Directive — Return each line of the records with nothing changed, pictures excepted.

Extracted entries —
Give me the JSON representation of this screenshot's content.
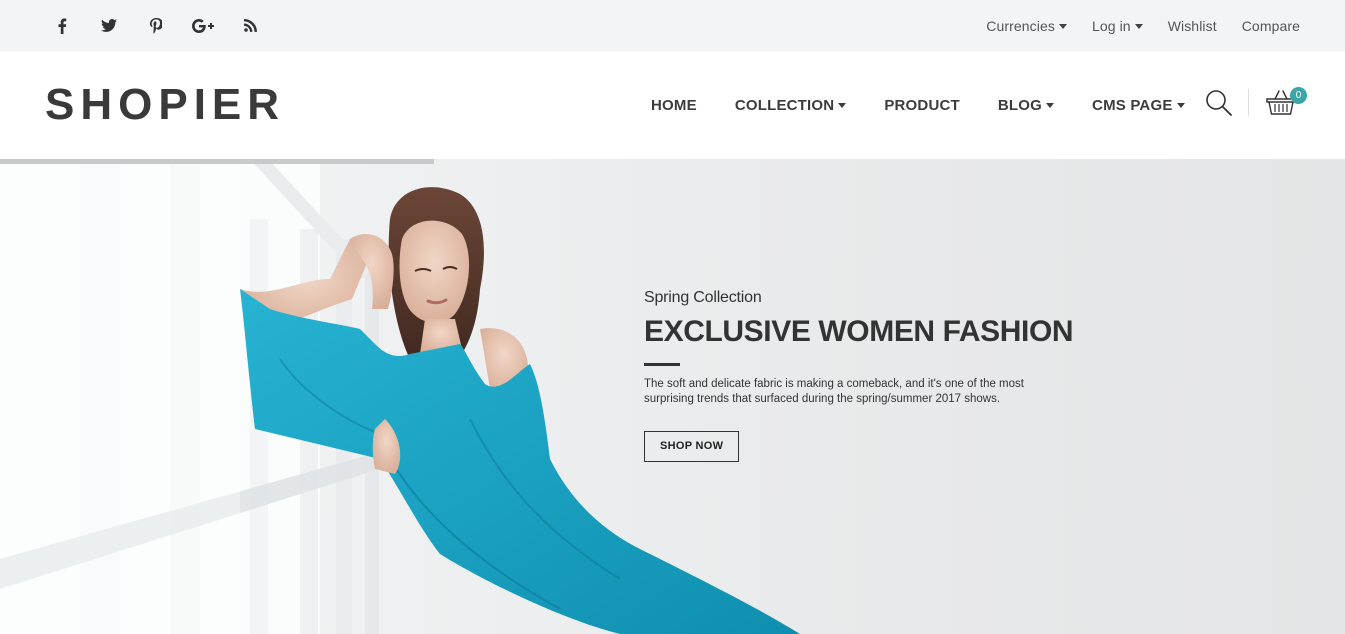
{
  "topbar": {
    "social_icons": [
      "facebook-icon",
      "twitter-icon",
      "pinterest-icon",
      "google-plus-icon",
      "rss-icon"
    ],
    "links": [
      {
        "label": "Currencies",
        "dropdown": true
      },
      {
        "label": "Log in",
        "dropdown": true
      },
      {
        "label": "Wishlist",
        "dropdown": false
      },
      {
        "label": "Compare",
        "dropdown": false
      }
    ]
  },
  "header": {
    "logo": "SHOPIER",
    "nav": [
      {
        "label": "HOME",
        "dropdown": false
      },
      {
        "label": "COLLECTION",
        "dropdown": true
      },
      {
        "label": "PRODUCT",
        "dropdown": false
      },
      {
        "label": "BLOG",
        "dropdown": true
      },
      {
        "label": "CMS PAGE",
        "dropdown": true
      }
    ],
    "cart_count": "0",
    "search_icon": "search-icon",
    "cart_icon": "cart-basket-icon"
  },
  "hero": {
    "subtitle": "Spring Collection",
    "title": "EXCLUSIVE WOMEN FASHION",
    "description": "The soft and delicate fabric is making a comeback, and it's one of the most surprising trends that surfaced during the spring/summer 2017 shows.",
    "button": "SHOP NOW"
  },
  "colors": {
    "topbar_bg": "#f3f4f6",
    "accent": "#3aa6a8",
    "dress": "#1aa3c4",
    "text_dark": "#333333"
  }
}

Final result —
Give me the JSON representation of this screenshot's content.
{
  "topbar": {
    "social_icons": [
      "facebook-icon",
      "twitter-icon",
      "pinterest-icon",
      "google-plus-icon",
      "rss-icon"
    ],
    "links": [
      {
        "label": "Currencies",
        "dropdown": true
      },
      {
        "label": "Log in",
        "dropdown": true
      },
      {
        "label": "Wishlist",
        "dropdown": false
      },
      {
        "label": "Compare",
        "dropdown": false
      }
    ]
  },
  "header": {
    "logo": "SHOPIER",
    "nav": [
      {
        "label": "HOME",
        "dropdown": false
      },
      {
        "label": "COLLECTION",
        "dropdown": true
      },
      {
        "label": "PRODUCT",
        "dropdown": false
      },
      {
        "label": "BLOG",
        "dropdown": true
      },
      {
        "label": "CMS PAGE",
        "dropdown": true
      }
    ],
    "cart_count": "0",
    "search_icon": "search-icon",
    "cart_icon": "cart-basket-icon"
  },
  "hero": {
    "subtitle": "Spring Collection",
    "title": "EXCLUSIVE WOMEN FASHION",
    "description": "The soft and delicate fabric is making a comeback, and it's one of the most surprising trends that surfaced during the spring/summer 2017 shows.",
    "button": "SHOP NOW"
  },
  "colors": {
    "topbar_bg": "#f3f4f6",
    "accent": "#3aa6a8",
    "dress": "#1aa3c4",
    "text_dark": "#333333"
  }
}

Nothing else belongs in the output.